Corporate Governance

Sound corporate governance practices support continuous improvement and effective communication, which builds confidence among shareholders, the Board, Executive Committee, Senior Management Committees, employees and other stakeholders. One of our main objectives is to continuously develop and strengthen the governance framework and to comply with the best corporate governance practices at all times.

Sound Governance


Our Corporate Governance are in compliance with recognised guidelines for corporate governance as well as the appropriate legal and regulatory requirements. Íslandsbanki follows the guidelines on corporate governance published by the Iceland Chamber of Commerce, NASDAQ ICELAND and the SA Confederation of Icelandic Enterprise.

Íslandsbanki has established policies, rules and procedures to promote good corporate governance and ensure compliance with the relevant laws and regulations applicable to the Bank's operations. The Bank's relevant policies, rules and procedures can be found here on the Bank's website.

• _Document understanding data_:
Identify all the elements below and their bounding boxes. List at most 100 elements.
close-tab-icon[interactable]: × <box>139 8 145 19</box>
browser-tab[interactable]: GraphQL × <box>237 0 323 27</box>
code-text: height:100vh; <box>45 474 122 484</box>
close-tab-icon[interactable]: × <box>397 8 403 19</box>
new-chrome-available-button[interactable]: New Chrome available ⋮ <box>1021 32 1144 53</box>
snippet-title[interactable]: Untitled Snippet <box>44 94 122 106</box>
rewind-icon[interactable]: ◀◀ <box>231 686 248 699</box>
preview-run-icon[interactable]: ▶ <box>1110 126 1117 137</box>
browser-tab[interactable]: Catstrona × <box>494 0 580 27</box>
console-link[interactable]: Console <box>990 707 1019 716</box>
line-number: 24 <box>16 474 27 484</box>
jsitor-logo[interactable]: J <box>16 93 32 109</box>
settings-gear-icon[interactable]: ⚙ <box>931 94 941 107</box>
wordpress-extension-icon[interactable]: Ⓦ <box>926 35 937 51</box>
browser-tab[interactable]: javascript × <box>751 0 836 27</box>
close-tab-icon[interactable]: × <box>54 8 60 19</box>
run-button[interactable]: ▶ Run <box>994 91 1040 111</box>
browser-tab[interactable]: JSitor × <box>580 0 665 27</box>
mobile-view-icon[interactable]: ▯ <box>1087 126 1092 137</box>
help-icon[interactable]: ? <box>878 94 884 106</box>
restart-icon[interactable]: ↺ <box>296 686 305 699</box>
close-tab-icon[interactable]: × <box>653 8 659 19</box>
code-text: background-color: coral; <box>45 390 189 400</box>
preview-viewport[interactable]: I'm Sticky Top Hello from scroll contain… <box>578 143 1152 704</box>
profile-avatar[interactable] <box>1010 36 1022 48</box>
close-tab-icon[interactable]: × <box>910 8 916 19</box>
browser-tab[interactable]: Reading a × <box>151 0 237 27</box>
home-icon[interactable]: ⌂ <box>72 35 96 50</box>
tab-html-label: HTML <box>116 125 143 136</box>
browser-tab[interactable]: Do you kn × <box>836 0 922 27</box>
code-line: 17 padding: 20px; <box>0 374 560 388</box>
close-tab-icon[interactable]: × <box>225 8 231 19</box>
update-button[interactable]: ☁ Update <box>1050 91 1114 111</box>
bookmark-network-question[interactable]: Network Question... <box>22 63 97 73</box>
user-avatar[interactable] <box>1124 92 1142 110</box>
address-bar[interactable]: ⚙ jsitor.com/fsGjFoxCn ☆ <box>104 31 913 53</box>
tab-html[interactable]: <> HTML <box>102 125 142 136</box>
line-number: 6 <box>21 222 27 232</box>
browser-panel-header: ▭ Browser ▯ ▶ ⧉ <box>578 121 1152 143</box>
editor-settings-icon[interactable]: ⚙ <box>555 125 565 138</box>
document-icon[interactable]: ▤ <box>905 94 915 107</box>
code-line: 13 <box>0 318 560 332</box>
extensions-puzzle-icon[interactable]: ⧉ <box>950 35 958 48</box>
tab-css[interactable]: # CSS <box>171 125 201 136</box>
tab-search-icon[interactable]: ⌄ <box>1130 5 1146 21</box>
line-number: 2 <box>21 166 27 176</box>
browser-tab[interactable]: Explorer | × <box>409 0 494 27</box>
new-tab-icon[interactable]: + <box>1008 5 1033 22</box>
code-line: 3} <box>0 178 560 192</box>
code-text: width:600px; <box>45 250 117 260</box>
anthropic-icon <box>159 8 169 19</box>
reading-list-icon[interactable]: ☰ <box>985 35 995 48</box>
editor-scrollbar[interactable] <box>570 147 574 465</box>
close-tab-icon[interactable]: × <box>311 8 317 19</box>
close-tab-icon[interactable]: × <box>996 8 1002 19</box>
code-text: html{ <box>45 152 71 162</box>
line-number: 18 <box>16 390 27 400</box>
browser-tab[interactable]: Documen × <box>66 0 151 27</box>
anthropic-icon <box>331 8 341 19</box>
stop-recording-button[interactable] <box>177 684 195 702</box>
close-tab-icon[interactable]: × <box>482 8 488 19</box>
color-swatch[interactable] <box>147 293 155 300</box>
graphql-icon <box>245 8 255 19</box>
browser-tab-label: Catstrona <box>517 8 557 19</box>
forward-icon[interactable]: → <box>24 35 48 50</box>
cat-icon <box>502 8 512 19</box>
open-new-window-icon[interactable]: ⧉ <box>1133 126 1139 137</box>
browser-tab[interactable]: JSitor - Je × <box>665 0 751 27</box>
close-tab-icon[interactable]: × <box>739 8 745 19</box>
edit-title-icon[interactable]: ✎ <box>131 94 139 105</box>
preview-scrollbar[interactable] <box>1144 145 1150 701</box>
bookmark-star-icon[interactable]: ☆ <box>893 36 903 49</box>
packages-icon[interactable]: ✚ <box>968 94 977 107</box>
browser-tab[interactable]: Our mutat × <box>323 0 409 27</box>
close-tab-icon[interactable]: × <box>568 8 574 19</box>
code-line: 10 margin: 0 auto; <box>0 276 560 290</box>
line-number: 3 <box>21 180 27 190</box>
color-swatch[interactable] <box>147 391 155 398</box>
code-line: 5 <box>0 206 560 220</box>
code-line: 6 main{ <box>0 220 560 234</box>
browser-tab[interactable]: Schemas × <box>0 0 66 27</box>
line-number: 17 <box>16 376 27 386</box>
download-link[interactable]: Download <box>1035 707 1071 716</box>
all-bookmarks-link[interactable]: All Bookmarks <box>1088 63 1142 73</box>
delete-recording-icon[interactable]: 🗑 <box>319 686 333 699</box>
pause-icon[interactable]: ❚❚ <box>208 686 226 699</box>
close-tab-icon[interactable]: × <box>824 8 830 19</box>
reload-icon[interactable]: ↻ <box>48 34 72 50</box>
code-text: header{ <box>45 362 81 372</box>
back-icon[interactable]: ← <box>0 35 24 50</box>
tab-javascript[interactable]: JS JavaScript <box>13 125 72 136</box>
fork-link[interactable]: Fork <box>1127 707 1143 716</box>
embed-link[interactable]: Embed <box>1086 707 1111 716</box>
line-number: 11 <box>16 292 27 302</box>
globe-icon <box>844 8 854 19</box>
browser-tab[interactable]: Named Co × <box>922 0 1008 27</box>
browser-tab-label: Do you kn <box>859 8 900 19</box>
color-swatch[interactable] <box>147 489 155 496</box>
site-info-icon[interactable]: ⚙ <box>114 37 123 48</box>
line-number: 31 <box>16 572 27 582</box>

• _Exercise set_:
• 1. On the corporate governance page, list every group among whom sound corporate governance practices are said to build confidence.
• 2. From the corporate governance page, transcribe the passage that opens with the words containing "Our Corporate Governance" and closes with "of Icelandic Enterprise.".

• _Answers in order_:
• 1.
- shareholders
- the Board
- Executive Committee
- Senior Management Committees
- employees
- other stakeholders

• 2.
Our Corporate Governance are in compliance with recognised guidelines for corporate governance as well as the appropriate legal and regulatory requirements. Íslandsbanki follows the guidelines on corporate governance published by the Iceland Chamber of Commerce, NASDAQ ICELAND and the SA Confederation of Icelandic Enterprise.